The task = Lines containing the string "全国社会保障基金境内投资管理办法" are to be collected in full.

* BEGIN Data provided *

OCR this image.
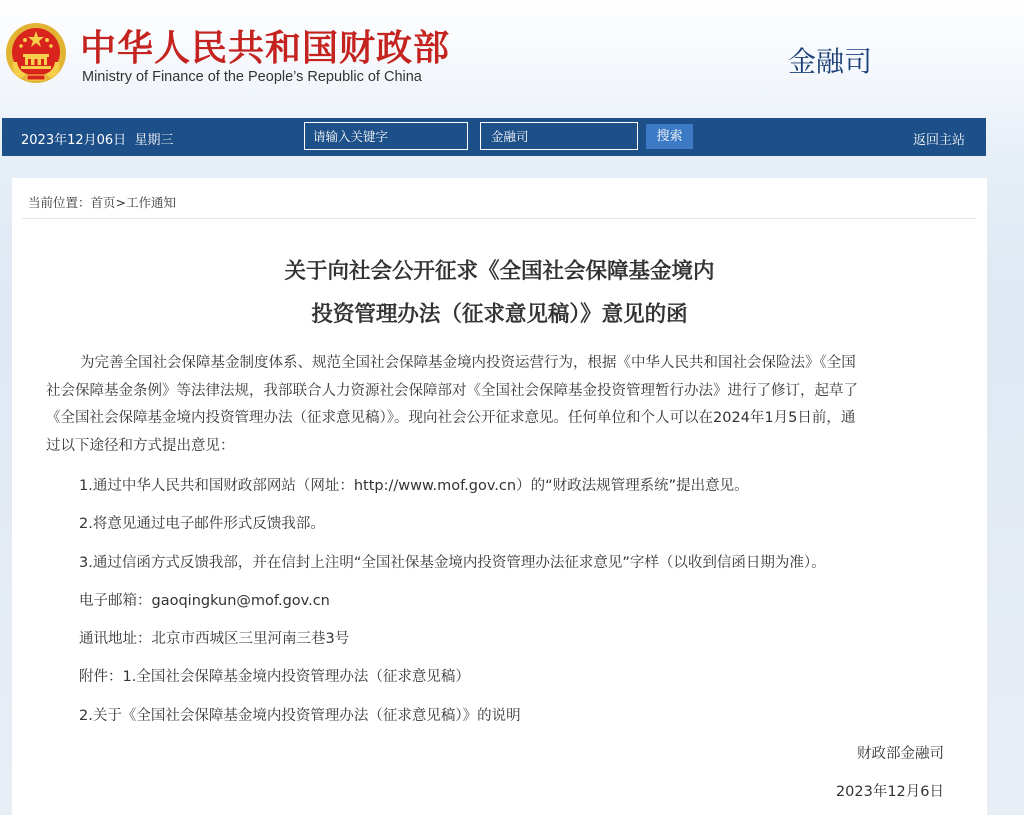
中华人民共和国财政部
Ministry of Finance of the People’s Republic of China	金融司
2023年12月06日 星期三
请输入关键字
金融司	搜索	返回主站
当前位置：首页>工作通知
关于向社会公开征求《全国社会保障基金境内
投资管理办法（征求意见稿）》意见的函

为完善全国社会保障基金制度体系、规范全国社会保障基金境内投资运营行为，根据《中华人民共和国社会保险法》《全国
社会保障基金条例》等法律法规，我部联合人力资源社会保障部对《全国社会保障基金投资管理暂行办法》进行了修订，起草了
《全国社会保障基金境内投资管理办法（征求意见稿）》。现向社会公开征求意见。任何单位和个人可以在2024年1月5日前，通
过以下途径和方式提出意见：

1.通过中华人民共和国财政部网站（网址：http://www.mof.gov.cn）的“财政法规管理系统”提出意见。
2.将意见通过电子邮件形式反馈我部。
3.通过信函方式反馈我部，并在信封上注明“全国社保基金境内投资管理办法征求意见”字样（以收到信函日期为准）。
电子邮箱：gaoqingkun@mof.gov.cn
通讯地址：北京市西城区三里河南三巷3号
附件：1.全国社会保障基金境内投资管理办法（征求意见稿）
2.关于《全国社会保障基金境内投资管理办法（征求意见稿）》的说明
财政部金融司
2023年12月6日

* END Data provided *

Answer to the task =
《全国社会保障基金境内投资管理办法（征求意见稿）》。现向社会公开征求意见。任何单位和个人可以在2024年1月5日前，通
附件：1.全国社会保障基金境内投资管理办法（征求意见稿）
2.关于《全国社会保障基金境内投资管理办法（征求意见稿）》的说明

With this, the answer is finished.